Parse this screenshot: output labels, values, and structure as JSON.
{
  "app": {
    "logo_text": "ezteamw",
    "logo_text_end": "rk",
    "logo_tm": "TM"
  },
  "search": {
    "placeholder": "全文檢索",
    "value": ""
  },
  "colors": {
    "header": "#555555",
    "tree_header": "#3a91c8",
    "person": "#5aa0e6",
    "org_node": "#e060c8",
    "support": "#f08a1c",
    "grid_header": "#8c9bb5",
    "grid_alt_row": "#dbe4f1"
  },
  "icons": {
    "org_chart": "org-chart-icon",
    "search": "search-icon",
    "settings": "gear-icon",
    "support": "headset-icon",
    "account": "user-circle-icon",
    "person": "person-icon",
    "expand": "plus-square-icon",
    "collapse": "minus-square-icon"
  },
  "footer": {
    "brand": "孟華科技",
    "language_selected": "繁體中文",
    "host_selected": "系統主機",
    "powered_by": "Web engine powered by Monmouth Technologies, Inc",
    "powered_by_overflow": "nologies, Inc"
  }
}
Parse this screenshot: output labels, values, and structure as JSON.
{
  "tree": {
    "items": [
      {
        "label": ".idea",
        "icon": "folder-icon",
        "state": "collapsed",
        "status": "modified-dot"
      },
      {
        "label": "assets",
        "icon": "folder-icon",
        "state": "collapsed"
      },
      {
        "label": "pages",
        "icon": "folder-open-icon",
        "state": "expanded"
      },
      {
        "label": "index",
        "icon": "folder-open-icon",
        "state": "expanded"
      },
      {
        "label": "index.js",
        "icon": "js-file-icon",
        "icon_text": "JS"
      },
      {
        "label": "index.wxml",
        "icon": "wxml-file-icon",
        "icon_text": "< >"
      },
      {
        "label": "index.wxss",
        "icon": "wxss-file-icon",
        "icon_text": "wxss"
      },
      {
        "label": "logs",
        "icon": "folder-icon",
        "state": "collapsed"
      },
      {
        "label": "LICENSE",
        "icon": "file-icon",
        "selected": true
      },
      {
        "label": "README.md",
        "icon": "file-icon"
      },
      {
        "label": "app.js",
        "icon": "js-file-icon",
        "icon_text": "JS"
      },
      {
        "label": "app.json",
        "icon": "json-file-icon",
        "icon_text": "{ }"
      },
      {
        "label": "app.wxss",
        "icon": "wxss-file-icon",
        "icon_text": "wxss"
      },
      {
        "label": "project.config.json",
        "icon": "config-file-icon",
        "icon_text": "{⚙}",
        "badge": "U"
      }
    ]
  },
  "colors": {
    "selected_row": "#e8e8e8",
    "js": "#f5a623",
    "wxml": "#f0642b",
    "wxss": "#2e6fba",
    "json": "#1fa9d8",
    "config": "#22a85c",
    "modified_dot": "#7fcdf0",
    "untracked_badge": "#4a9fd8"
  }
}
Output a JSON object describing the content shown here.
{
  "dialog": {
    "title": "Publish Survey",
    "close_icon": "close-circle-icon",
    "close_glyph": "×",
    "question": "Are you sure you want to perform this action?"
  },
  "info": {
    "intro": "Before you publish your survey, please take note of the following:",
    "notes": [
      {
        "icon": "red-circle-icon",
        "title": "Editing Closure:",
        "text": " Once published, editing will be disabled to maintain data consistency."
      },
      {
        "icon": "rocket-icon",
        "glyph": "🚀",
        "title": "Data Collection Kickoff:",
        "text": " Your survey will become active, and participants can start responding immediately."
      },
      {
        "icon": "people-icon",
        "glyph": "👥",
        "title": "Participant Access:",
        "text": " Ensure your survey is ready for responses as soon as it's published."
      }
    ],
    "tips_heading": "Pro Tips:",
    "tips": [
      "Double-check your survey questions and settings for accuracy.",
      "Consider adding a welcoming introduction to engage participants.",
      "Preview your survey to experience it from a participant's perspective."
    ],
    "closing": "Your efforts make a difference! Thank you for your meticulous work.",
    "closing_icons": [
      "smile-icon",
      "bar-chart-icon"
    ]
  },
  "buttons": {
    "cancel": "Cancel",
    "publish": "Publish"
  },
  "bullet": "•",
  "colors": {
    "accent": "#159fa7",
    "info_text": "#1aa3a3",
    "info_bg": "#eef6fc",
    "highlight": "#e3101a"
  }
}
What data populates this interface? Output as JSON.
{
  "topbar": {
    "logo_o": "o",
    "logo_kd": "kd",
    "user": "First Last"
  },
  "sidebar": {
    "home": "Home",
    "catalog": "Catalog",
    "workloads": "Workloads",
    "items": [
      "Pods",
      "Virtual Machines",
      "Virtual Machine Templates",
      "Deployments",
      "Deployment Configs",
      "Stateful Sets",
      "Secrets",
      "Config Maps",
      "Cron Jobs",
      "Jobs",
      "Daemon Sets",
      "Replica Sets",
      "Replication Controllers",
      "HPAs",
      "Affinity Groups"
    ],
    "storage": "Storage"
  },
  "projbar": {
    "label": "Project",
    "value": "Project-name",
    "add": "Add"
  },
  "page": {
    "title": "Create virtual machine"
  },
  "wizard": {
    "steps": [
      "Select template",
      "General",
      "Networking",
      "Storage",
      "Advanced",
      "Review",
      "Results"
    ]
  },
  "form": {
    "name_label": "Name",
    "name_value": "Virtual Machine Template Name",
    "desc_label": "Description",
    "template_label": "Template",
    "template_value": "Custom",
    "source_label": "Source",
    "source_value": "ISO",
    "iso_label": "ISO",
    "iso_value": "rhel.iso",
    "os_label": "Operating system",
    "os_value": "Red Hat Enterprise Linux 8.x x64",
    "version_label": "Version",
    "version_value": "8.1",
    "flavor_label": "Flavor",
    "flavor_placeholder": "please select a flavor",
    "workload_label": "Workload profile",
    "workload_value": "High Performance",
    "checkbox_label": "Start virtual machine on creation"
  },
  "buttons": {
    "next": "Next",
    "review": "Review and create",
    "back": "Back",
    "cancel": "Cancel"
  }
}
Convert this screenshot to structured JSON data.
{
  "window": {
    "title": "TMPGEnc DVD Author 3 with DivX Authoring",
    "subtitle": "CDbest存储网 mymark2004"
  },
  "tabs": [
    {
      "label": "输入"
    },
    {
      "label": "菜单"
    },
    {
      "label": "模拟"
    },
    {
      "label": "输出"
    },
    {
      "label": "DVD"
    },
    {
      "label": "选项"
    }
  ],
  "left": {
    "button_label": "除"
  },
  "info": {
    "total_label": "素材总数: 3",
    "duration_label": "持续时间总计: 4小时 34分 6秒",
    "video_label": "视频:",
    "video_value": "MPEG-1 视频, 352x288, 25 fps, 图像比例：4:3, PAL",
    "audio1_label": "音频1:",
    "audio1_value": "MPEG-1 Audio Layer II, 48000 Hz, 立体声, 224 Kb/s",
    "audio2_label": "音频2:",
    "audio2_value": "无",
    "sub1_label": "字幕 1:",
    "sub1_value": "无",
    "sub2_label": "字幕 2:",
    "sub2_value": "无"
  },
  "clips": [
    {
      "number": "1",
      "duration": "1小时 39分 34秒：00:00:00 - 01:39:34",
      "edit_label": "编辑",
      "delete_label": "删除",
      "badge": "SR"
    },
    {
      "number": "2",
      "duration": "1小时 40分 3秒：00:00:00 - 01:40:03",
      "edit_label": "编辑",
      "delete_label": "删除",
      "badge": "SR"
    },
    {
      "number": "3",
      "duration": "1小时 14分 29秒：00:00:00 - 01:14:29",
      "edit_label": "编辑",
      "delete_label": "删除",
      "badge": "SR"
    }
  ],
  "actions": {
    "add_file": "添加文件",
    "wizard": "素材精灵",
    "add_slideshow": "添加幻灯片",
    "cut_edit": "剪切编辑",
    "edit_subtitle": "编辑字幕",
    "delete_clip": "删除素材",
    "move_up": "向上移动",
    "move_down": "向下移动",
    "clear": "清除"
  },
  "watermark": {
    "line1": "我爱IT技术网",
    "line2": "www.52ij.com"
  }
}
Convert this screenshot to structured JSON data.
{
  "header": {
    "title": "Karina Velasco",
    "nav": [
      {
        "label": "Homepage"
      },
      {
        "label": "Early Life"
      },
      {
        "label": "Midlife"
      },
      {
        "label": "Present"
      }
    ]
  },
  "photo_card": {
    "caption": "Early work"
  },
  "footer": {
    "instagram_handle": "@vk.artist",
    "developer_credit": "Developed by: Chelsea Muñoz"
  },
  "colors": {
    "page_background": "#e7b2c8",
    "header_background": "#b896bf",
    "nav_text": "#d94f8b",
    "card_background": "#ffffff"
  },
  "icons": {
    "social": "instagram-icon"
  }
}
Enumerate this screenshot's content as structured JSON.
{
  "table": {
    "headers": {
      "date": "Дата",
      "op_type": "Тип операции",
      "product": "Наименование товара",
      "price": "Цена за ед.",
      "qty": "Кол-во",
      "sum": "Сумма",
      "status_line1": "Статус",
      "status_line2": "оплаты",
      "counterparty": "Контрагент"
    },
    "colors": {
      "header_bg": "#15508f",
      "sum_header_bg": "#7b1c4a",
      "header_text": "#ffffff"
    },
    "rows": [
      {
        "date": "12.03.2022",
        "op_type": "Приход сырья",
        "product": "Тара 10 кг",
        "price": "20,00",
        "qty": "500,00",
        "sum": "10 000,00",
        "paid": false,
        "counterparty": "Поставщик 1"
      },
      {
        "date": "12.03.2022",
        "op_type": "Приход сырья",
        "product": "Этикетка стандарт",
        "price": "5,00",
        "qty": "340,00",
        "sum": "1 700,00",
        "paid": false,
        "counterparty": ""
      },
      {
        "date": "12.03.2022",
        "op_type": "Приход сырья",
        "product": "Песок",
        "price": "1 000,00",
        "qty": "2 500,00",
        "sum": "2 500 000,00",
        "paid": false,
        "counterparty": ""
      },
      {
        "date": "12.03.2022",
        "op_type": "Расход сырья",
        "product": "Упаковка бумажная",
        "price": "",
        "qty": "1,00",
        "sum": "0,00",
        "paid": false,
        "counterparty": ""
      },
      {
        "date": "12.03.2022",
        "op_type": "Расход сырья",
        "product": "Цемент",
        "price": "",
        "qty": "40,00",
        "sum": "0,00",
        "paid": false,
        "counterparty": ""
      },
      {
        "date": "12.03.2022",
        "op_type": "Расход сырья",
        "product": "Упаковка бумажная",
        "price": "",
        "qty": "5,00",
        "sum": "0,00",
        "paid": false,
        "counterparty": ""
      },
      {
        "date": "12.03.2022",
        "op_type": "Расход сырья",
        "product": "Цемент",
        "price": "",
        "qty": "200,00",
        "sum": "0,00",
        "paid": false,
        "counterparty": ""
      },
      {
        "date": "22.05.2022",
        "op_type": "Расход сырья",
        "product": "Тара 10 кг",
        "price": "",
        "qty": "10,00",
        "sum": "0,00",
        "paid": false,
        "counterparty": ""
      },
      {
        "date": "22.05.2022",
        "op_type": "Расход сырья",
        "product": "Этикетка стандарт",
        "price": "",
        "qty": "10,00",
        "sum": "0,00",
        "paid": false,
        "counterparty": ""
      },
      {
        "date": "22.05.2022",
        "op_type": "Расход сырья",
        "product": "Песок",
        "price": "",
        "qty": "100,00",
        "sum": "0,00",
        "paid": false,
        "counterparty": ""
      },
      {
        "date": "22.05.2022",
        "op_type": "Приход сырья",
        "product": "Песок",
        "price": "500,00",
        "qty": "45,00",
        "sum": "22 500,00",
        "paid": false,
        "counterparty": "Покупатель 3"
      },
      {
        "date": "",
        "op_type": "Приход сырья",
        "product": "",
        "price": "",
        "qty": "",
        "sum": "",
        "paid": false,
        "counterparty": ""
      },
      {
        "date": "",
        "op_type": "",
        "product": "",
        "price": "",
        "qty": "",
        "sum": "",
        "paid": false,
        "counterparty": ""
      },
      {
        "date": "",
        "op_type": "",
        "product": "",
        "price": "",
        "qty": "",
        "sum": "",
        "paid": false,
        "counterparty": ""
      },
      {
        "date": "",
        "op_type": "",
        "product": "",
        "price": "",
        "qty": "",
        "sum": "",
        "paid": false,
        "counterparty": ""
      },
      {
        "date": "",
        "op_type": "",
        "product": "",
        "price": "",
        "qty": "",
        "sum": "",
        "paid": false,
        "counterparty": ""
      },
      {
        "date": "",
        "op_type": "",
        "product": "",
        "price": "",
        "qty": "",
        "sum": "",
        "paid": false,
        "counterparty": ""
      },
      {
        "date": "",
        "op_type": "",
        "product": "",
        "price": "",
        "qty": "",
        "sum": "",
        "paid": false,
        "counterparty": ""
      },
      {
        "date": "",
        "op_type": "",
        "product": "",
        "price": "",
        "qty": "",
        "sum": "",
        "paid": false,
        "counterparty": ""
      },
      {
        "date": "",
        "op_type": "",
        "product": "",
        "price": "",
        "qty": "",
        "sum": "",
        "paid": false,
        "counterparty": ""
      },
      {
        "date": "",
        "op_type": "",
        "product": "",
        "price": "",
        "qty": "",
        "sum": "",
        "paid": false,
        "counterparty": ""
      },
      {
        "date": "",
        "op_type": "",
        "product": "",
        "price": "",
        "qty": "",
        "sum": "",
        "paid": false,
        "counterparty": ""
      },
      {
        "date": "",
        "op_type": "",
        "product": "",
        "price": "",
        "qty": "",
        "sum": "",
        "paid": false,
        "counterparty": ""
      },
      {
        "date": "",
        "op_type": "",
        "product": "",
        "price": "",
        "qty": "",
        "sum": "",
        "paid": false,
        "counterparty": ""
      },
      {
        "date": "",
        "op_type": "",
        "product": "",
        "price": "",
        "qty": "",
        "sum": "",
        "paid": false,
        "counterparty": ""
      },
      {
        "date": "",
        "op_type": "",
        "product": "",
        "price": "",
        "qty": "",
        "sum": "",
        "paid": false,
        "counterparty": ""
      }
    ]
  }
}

_Set problem_:
Identify and list each line with the word "circle".

_Solved problem_:
    "account": "user-circle-icon",
    "close_icon": "close-circle-icon",
        "icon": "red-circle-icon",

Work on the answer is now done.